◆ **WORKING DATA**:

- - -

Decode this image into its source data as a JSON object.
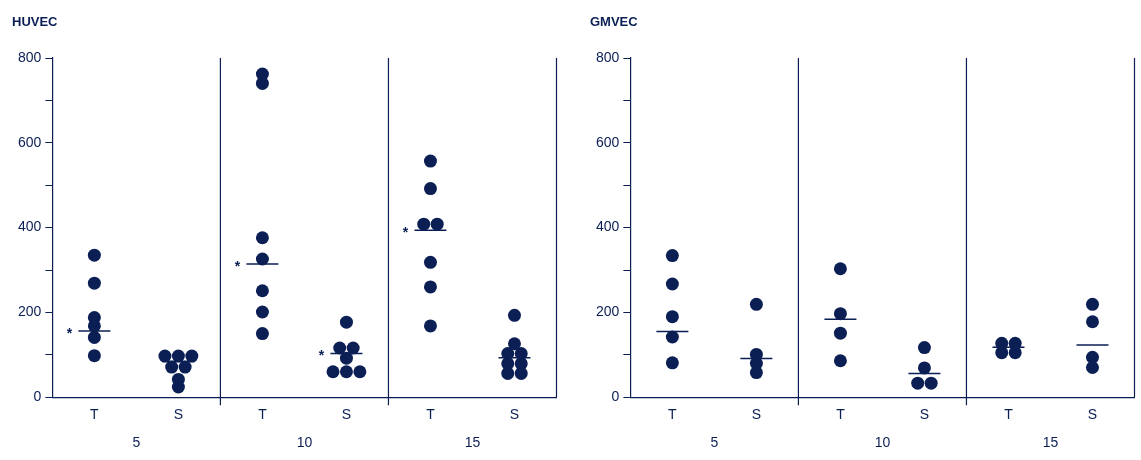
{
  "chart_data": [
    {
      "type": "scatter",
      "title": "HUVEC",
      "categories": [
        "T",
        "S",
        "T",
        "S",
        "T",
        "S"
      ],
      "ylim": [
        0,
        800
      ],
      "yticks": [
        0,
        {
          "value": 100,
          "label": null
        },
        200,
        {
          "value": 300,
          "label": null
        },
        400,
        {
          "value": 500,
          "label": null
        },
        600,
        {
          "value": 700,
          "label": null
        },
        800
      ],
      "series": [
        {
          "color": "#0b1f55",
          "marker": "circle",
          "values": [
            335,
            97,
            762,
            177,
            557,
            193
          ]
        },
        {
          "color": "#0b1f55",
          "marker": "circle",
          "values": [
            269,
            97,
            740,
            116,
            492,
            126
          ]
        },
        {
          "color": "#0b1f55",
          "marker": "circle",
          "values": [
            188,
            97,
            376,
            116,
            408,
            103
          ]
        },
        {
          "color": "#0b1f55",
          "marker": "circle",
          "values": [
            168,
            71,
            326,
            92,
            408,
            103
          ]
        },
        {
          "color": "#0b1f55",
          "marker": "circle",
          "values": [
            141,
            71,
            251,
            60,
            318,
            79
          ]
        },
        {
          "color": "#0b1f55",
          "marker": "circle",
          "values": [
            98,
            42,
            201,
            60,
            260,
            79
          ]
        },
        {
          "color": "#0b1f55",
          "marker": "circle",
          "values": [
            null,
            24,
            150,
            60,
            168,
            56
          ]
        },
        {
          "color": "#0b1f55",
          "marker": "circle",
          "values": [
            null,
            null,
            null,
            null,
            null,
            56
          ]
        },
        {
          "type": "box",
          "color": "#0b1f55",
          "boxes": [
            {
              "low": 156,
              "q1": 156,
              "median": 156,
              "q3": 156,
              "high": 156
            },
            {
              "low": 84,
              "q1": 84,
              "median": 84,
              "q3": 84,
              "high": 84
            },
            {
              "low": 314,
              "q1": 314,
              "median": 314,
              "q3": 314,
              "high": 314
            },
            {
              "low": 103,
              "q1": 103,
              "median": 103,
              "q3": 103,
              "high": 103
            },
            {
              "low": 394,
              "q1": 394,
              "median": 394,
              "q3": 394,
              "high": 394
            },
            {
              "low": 93,
              "q1": 93,
              "median": 93,
              "q3": 93,
              "high": 93
            }
          ],
          "value_labels": [
            "*",
            null,
            "*",
            "*",
            "*",
            null
          ]
        }
      ],
      "annotations": [
        "5",
        "10",
        "15"
      ]
    },
    {
      "type": "scatter",
      "title": "GMVEC",
      "categories": [
        "T",
        "S",
        "T",
        "S",
        "T",
        "S"
      ],
      "ylim": [
        0,
        800
      ],
      "yticks": [
        0,
        {
          "value": 100,
          "label": null
        },
        200,
        {
          "value": 300,
          "label": null
        },
        400,
        {
          "value": 500,
          "label": null
        },
        600,
        {
          "value": 700,
          "label": null
        },
        800
      ],
      "series": [
        {
          "color": "#0b1f55",
          "marker": "circle",
          "values": [
            334,
            219,
            303,
            117,
            127,
            219
          ]
        },
        {
          "color": "#0b1f55",
          "marker": "circle",
          "values": [
            267,
            101,
            197,
            69,
            127,
            178
          ]
        },
        {
          "color": "#0b1f55",
          "marker": "circle",
          "values": [
            190,
            80,
            151,
            33,
            105,
            94
          ]
        },
        {
          "color": "#0b1f55",
          "marker": "circle",
          "values": [
            142,
            58,
            86,
            33,
            105,
            70
          ]
        },
        {
          "color": "#0b1f55",
          "marker": "circle",
          "values": [
            81,
            null,
            null,
            null,
            null,
            null
          ]
        },
        {
          "type": "box",
          "color": "#0b1f55",
          "boxes": [
            {
              "low": 155,
              "q1": 155,
              "median": 155,
              "q3": 155,
              "high": 155
            },
            {
              "low": 91,
              "q1": 91,
              "median": 91,
              "q3": 91,
              "high": 91
            },
            {
              "low": 184,
              "q1": 184,
              "median": 184,
              "q3": 184,
              "high": 184
            },
            {
              "low": 56,
              "q1": 56,
              "median": 56,
              "q3": 56,
              "high": 56
            },
            {
              "low": 118,
              "q1": 118,
              "median": 118,
              "q3": 118,
              "high": 118
            },
            {
              "low": 123,
              "q1": 123,
              "median": 123,
              "q3": 123,
              "high": 123
            }
          ]
        }
      ],
      "annotations": [
        "5",
        "10",
        "15"
      ]
    }
  ]
}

- - -

Print all of the entries word for word. Skip any images they contain.

Decode this image into its source data as a JSON object.
{
  "chart_data": [
    {
      "type": "scatter",
      "title": "HUVEC",
      "categories": [
        "T",
        "S",
        "T",
        "S",
        "T",
        "S"
      ],
      "ylim": [
        0,
        800
      ],
      "yticks": [
        0,
        {
          "value": 100,
          "label": null
        },
        200,
        {
          "value": 300,
          "label": null
        },
        400,
        {
          "value": 500,
          "label": null
        },
        600,
        {
          "value": 700,
          "label": null
        },
        800
      ],
      "series": [
        {
          "color": "#0b1f55",
          "marker": "circle",
          "values": [
            335,
            97,
            762,
            177,
            557,
            193
          ]
        },
        {
          "color": "#0b1f55",
          "marker": "circle",
          "values": [
            269,
            97,
            740,
            116,
            492,
            126
          ]
        },
        {
          "color": "#0b1f55",
          "marker": "circle",
          "values": [
            188,
            97,
            376,
            116,
            408,
            103
          ]
        },
        {
          "color": "#0b1f55",
          "marker": "circle",
          "values": [
            168,
            71,
            326,
            92,
            408,
            103
          ]
        },
        {
          "color": "#0b1f55",
          "marker": "circle",
          "values": [
            141,
            71,
            251,
            60,
            318,
            79
          ]
        },
        {
          "color": "#0b1f55",
          "marker": "circle",
          "values": [
            98,
            42,
            201,
            60,
            260,
            79
          ]
        },
        {
          "color": "#0b1f55",
          "marker": "circle",
          "values": [
            null,
            24,
            150,
            60,
            168,
            56
          ]
        },
        {
          "color": "#0b1f55",
          "marker": "circle",
          "values": [
            null,
            null,
            null,
            null,
            null,
            56
          ]
        },
        {
          "type": "box",
          "color": "#0b1f55",
          "boxes": [
            {
              "low": 156,
              "q1": 156,
              "median": 156,
              "q3": 156,
              "high": 156
            },
            {
              "low": 84,
              "q1": 84,
              "median": 84,
              "q3": 84,
              "high": 84
            },
            {
              "low": 314,
              "q1": 314,
              "median": 314,
              "q3": 314,
              "high": 314
            },
            {
              "low": 103,
              "q1": 103,
              "median": 103,
              "q3": 103,
              "high": 103
            },
            {
              "low": 394,
              "q1": 394,
              "median": 394,
              "q3": 394,
              "high": 394
            },
            {
              "low": 93,
              "q1": 93,
              "median": 93,
              "q3": 93,
              "high": 93
            }
          ],
          "value_labels": [
            "*",
            null,
            "*",
            "*",
            "*",
            null
          ]
        }
      ],
      "annotations": [
        "5",
        "10",
        "15"
      ]
    },
    {
      "type": "scatter",
      "title": "GMVEC",
      "categories": [
        "T",
        "S",
        "T",
        "S",
        "T",
        "S"
      ],
      "ylim": [
        0,
        800
      ],
      "yticks": [
        0,
        {
          "value": 100,
          "label": null
        },
        200,
        {
          "value": 300,
          "label": null
        },
        400,
        {
          "value": 500,
          "label": null
        },
        600,
        {
          "value": 700,
          "label": null
        },
        800
      ],
      "series": [
        {
          "color": "#0b1f55",
          "marker": "circle",
          "values": [
            334,
            219,
            303,
            117,
            127,
            219
          ]
        },
        {
          "color": "#0b1f55",
          "marker": "circle",
          "values": [
            267,
            101,
            197,
            69,
            127,
            178
          ]
        },
        {
          "color": "#0b1f55",
          "marker": "circle",
          "values": [
            190,
            80,
            151,
            33,
            105,
            94
          ]
        },
        {
          "color": "#0b1f55",
          "marker": "circle",
          "values": [
            142,
            58,
            86,
            33,
            105,
            70
          ]
        },
        {
          "color": "#0b1f55",
          "marker": "circle",
          "values": [
            81,
            null,
            null,
            null,
            null,
            null
          ]
        },
        {
          "type": "box",
          "color": "#0b1f55",
          "boxes": [
            {
              "low": 155,
              "q1": 155,
              "median": 155,
              "q3": 155,
              "high": 155
            },
            {
              "low": 91,
              "q1": 91,
              "median": 91,
              "q3": 91,
              "high": 91
            },
            {
              "low": 184,
              "q1": 184,
              "median": 184,
              "q3": 184,
              "high": 184
            },
            {
              "low": 56,
              "q1": 56,
              "median": 56,
              "q3": 56,
              "high": 56
            },
            {
              "low": 118,
              "q1": 118,
              "median": 118,
              "q3": 118,
              "high": 118
            },
            {
              "low": 123,
              "q1": 123,
              "median": 123,
              "q3": 123,
              "high": 123
            }
          ]
        }
      ],
      "annotations": [
        "5",
        "10",
        "15"
      ]
    }
  ]
}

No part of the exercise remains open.